> _What is expected_: Return all of the entries exactly, with nothing added or left out.
···
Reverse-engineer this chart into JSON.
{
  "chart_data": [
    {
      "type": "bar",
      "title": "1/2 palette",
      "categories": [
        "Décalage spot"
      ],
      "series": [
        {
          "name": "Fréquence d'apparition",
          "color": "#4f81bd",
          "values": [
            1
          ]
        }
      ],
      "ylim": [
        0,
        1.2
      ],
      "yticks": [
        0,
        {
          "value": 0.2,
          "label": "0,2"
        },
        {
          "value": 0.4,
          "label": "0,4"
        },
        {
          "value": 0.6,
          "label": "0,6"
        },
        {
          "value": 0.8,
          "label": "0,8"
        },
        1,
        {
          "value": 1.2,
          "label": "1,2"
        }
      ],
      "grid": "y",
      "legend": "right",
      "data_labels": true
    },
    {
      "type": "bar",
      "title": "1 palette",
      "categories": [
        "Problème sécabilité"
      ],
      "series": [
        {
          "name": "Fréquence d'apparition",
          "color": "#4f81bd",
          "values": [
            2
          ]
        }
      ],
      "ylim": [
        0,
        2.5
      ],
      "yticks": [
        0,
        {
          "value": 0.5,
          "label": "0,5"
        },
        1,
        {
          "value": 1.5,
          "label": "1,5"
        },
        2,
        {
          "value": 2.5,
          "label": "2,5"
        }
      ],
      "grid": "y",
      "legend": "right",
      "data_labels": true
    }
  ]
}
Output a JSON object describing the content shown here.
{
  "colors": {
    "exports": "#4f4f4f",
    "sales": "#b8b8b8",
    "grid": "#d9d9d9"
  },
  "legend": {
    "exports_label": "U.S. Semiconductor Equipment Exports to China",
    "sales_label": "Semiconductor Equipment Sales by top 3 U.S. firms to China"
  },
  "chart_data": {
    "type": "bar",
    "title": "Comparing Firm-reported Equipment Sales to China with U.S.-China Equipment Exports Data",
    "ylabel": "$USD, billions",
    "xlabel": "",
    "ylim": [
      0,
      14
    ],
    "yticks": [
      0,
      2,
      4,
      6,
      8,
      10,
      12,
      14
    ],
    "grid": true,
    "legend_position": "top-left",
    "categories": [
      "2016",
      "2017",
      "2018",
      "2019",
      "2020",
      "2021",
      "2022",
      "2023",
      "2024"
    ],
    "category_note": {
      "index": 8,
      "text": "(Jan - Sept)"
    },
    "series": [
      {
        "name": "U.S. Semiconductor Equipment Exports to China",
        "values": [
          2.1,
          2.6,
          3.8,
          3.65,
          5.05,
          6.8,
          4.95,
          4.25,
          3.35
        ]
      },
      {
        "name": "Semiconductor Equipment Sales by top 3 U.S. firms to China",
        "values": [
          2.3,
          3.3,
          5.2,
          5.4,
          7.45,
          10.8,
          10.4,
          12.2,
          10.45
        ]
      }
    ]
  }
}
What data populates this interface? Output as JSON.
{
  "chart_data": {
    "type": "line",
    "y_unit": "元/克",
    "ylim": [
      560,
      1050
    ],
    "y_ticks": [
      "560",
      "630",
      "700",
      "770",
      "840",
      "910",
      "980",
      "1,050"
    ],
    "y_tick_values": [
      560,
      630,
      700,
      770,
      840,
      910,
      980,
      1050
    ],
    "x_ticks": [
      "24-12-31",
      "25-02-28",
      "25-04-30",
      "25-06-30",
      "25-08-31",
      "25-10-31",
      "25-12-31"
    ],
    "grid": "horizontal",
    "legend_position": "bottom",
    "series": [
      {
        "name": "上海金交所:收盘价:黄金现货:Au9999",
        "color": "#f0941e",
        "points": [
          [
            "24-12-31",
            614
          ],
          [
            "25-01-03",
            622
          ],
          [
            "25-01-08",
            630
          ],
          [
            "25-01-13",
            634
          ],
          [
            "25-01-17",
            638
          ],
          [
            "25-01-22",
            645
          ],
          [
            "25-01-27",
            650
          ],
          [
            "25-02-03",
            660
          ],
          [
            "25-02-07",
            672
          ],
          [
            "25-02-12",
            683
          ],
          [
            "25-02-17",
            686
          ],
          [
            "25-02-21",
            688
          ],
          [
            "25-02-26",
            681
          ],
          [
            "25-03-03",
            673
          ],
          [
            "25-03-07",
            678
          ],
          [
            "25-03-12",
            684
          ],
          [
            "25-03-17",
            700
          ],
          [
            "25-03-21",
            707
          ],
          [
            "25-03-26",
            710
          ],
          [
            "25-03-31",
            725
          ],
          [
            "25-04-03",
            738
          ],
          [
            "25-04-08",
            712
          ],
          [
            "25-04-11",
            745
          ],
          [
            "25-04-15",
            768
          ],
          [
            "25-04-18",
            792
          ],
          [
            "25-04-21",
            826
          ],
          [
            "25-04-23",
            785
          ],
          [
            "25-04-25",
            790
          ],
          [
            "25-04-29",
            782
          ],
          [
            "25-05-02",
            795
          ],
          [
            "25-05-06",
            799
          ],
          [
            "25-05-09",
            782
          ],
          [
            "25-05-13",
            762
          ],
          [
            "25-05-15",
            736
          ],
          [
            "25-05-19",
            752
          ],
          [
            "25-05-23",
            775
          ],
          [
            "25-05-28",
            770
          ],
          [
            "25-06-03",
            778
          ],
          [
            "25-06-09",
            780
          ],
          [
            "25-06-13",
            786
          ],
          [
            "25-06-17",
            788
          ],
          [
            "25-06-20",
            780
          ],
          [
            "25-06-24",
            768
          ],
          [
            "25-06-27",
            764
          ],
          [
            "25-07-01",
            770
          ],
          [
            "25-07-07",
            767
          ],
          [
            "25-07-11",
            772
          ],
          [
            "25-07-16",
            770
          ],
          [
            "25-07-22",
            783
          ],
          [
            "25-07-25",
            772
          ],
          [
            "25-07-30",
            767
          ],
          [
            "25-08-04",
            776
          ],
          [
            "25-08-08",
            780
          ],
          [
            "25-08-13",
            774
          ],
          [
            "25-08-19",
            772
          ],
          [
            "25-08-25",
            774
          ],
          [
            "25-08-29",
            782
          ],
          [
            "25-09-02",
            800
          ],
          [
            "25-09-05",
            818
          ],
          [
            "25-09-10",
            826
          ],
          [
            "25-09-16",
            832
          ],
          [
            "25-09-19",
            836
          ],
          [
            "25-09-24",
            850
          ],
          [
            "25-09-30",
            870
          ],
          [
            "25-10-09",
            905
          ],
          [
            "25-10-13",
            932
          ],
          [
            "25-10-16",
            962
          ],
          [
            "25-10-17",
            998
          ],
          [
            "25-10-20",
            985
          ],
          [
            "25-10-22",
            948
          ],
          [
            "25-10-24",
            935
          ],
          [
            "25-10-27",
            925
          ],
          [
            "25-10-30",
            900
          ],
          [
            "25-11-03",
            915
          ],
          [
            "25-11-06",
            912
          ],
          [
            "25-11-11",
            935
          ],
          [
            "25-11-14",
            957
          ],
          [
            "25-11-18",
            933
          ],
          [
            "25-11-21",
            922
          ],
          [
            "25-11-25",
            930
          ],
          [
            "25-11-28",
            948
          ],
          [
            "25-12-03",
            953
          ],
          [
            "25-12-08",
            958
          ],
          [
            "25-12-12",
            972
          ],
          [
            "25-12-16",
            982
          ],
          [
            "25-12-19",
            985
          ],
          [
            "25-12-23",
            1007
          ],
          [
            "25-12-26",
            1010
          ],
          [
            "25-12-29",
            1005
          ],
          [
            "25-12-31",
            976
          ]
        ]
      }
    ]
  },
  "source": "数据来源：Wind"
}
···
> _Written answer_:
Reverse-engineer this chart into JSON.
{
  "chart_data": [
    {
      "type": "bar",
      "title": "1/2 palette",
      "categories": [
        "Décalage spot"
      ],
      "series": [
        {
          "name": "Fréquence d'apparition",
          "color": "#4f81bd",
          "values": [
            1
          ]
        }
      ],
      "ylim": [
        0,
        1.2
      ],
      "yticks": [
        0,
        {
          "value": 0.2,
          "label": "0,2"
        },
        {
          "value": 0.4,
          "label": "0,4"
        },
        {
          "value": 0.6,
          "label": "0,6"
        },
        {
          "value": 0.8,
          "label": "0,8"
        },
        1,
        {
          "value": 1.2,
          "label": "1,2"
        }
      ],
      "grid": "y",
      "legend": "right",
      "data_labels": true
    },
    {
      "type": "bar",
      "title": "1 palette",
      "categories": [
        "Problème sécabilité"
      ],
      "series": [
        {
          "name": "Fréquence d'apparition",
          "color": "#4f81bd",
          "values": [
            2
          ]
        }
      ],
      "ylim": [
        0,
        2.5
      ],
      "yticks": [
        0,
        {
          "value": 0.5,
          "label": "0,5"
        },
        1,
        {
          "value": 1.5,
          "label": "1,5"
        },
        2,
        {
          "value": 2.5,
          "label": "2,5"
        }
      ],
      "grid": "y",
      "legend": "right",
      "data_labels": true
    }
  ]
}
Output a JSON object describing the content shown here.
{
  "colors": {
    "exports": "#4f4f4f",
    "sales": "#b8b8b8",
    "grid": "#d9d9d9"
  },
  "legend": {
    "exports_label": "U.S. Semiconductor Equipment Exports to China",
    "sales_label": "Semiconductor Equipment Sales by top 3 U.S. firms to China"
  },
  "chart_data": {
    "type": "bar",
    "title": "Comparing Firm-reported Equipment Sales to China with U.S.-China Equipment Exports Data",
    "ylabel": "$USD, billions",
    "xlabel": "",
    "ylim": [
      0,
      14
    ],
    "yticks": [
      0,
      2,
      4,
      6,
      8,
      10,
      12,
      14
    ],
    "grid": true,
    "legend_position": "top-left",
    "categories": [
      "2016",
      "2017",
      "2018",
      "2019",
      "2020",
      "2021",
      "2022",
      "2023",
      "2024"
    ],
    "category_note": {
      "index": 8,
      "text": "(Jan - Sept)"
    },
    "series": [
      {
        "name": "U.S. Semiconductor Equipment Exports to China",
        "values": [
          2.1,
          2.6,
          3.8,
          3.65,
          5.05,
          6.8,
          4.95,
          4.25,
          3.35
        ]
      },
      {
        "name": "Semiconductor Equipment Sales by top 3 U.S. firms to China",
        "values": [
          2.3,
          3.3,
          5.2,
          5.4,
          7.45,
          10.8,
          10.4,
          12.2,
          10.45
        ]
      }
    ]
  }
}
What data populates this interface? Output as JSON.
{
  "chart_data": {
    "type": "line",
    "y_unit": "元/克",
    "ylim": [
      560,
      1050
    ],
    "y_ticks": [
      "560",
      "630",
      "700",
      "770",
      "840",
      "910",
      "980",
      "1,050"
    ],
    "y_tick_values": [
      560,
      630,
      700,
      770,
      840,
      910,
      980,
      1050
    ],
    "x_ticks": [
      "24-12-31",
      "25-02-28",
      "25-04-30",
      "25-06-30",
      "25-08-31",
      "25-10-31",
      "25-12-31"
    ],
    "grid": "horizontal",
    "legend_position": "bottom",
    "series": [
      {
        "name": "上海金交所:收盘价:黄金现货:Au9999",
        "color": "#f0941e",
        "points": [
          [
            "24-12-31",
            614
          ],
          [
            "25-01-03",
            622
          ],
          [
            "25-01-08",
            630
          ],
          [
            "25-01-13",
            634
          ],
          [
            "25-01-17",
            638
          ],
          [
            "25-01-22",
            645
          ],
          [
            "25-01-27",
            650
          ],
          [
            "25-02-03",
            660
          ],
          [
            "25-02-07",
            672
          ],
          [
            "25-02-12",
            683
          ],
          [
            "25-02-17",
            686
          ],
          [
            "25-02-21",
            688
          ],
          [
            "25-02-26",
            681
          ],
          [
            "25-03-03",
            673
          ],
          [
            "25-03-07",
            678
          ],
          [
            "25-03-12",
            684
          ],
          [
            "25-03-17",
            700
          ],
          [
            "25-03-21",
            707
          ],
          [
            "25-03-26",
            710
          ],
          [
            "25-03-31",
            725
          ],
          [
            "25-04-03",
            738
          ],
          [
            "25-04-08",
            712
          ],
          [
            "25-04-11",
            745
          ],
          [
            "25-04-15",
            768
          ],
          [
            "25-04-18",
            792
          ],
          [
            "25-04-21",
            826
          ],
          [
            "25-04-23",
            785
          ],
          [
            "25-04-25",
            790
          ],
          [
            "25-04-29",
            782
          ],
          [
            "25-05-02",
            795
          ],
          [
            "25-05-06",
            799
          ],
          [
            "25-05-09",
            782
          ],
          [
            "25-05-13",
            762
          ],
          [
            "25-05-15",
            736
          ],
          [
            "25-05-19",
            752
          ],
          [
            "25-05-23",
            775
          ],
          [
            "25-05-28",
            770
          ],
          [
            "25-06-03",
            778
          ],
          [
            "25-06-09",
            780
          ],
          [
            "25-06-13",
            786
          ],
          [
            "25-06-17",
            788
          ],
          [
            "25-06-20",
            780
          ],
          [
            "25-06-24",
            768
          ],
          [
            "25-06-27",
            764
          ],
          [
            "25-07-01",
            770
          ],
          [
            "25-07-07",
            767
          ],
          [
            "25-07-11",
            772
          ],
          [
            "25-07-16",
            770
          ],
          [
            "25-07-22",
            783
          ],
          [
            "25-07-25",
            772
          ],
          [
            "25-07-30",
            767
          ],
          [
            "25-08-04",
            776
          ],
          [
            "25-08-08",
            780
          ],
          [
            "25-08-13",
            774
          ],
          [
            "25-08-19",
            772
          ],
          [
            "25-08-25",
            774
          ],
          [
            "25-08-29",
            782
          ],
          [
            "25-09-02",
            800
          ],
          [
            "25-09-05",
            818
          ],
          [
            "25-09-10",
            826
          ],
          [
            "25-09-16",
            832
          ],
          [
            "25-09-19",
            836
          ],
          [
            "25-09-24",
            850
          ],
          [
            "25-09-30",
            870
          ],
          [
            "25-10-09",
            905
          ],
          [
            "25-10-13",
            932
          ],
          [
            "25-10-16",
            962
          ],
          [
            "25-10-17",
            998
          ],
          [
            "25-10-20",
            985
          ],
          [
            "25-10-22",
            948
          ],
          [
            "25-10-24",
            935
          ],
          [
            "25-10-27",
            925
          ],
          [
            "25-10-30",
            900
          ],
          [
            "25-11-03",
            915
          ],
          [
            "25-11-06",
            912
          ],
          [
            "25-11-11",
            935
          ],
          [
            "25-11-14",
            957
          ],
          [
            "25-11-18",
            933
          ],
          [
            "25-11-21",
            922
          ],
          [
            "25-11-25",
            930
          ],
          [
            "25-11-28",
            948
          ],
          [
            "25-12-03",
            953
          ],
          [
            "25-12-08",
            958
          ],
          [
            "25-12-12",
            972
          ],
          [
            "25-12-16",
            982
          ],
          [
            "25-12-19",
            985
          ],
          [
            "25-12-23",
            1007
          ],
          [
            "25-12-26",
            1010
          ],
          [
            "25-12-29",
            1005
          ],
          [
            "25-12-31",
            976
          ]
        ]
      }
    ]
  },
  "source": "数据来源：Wind"
}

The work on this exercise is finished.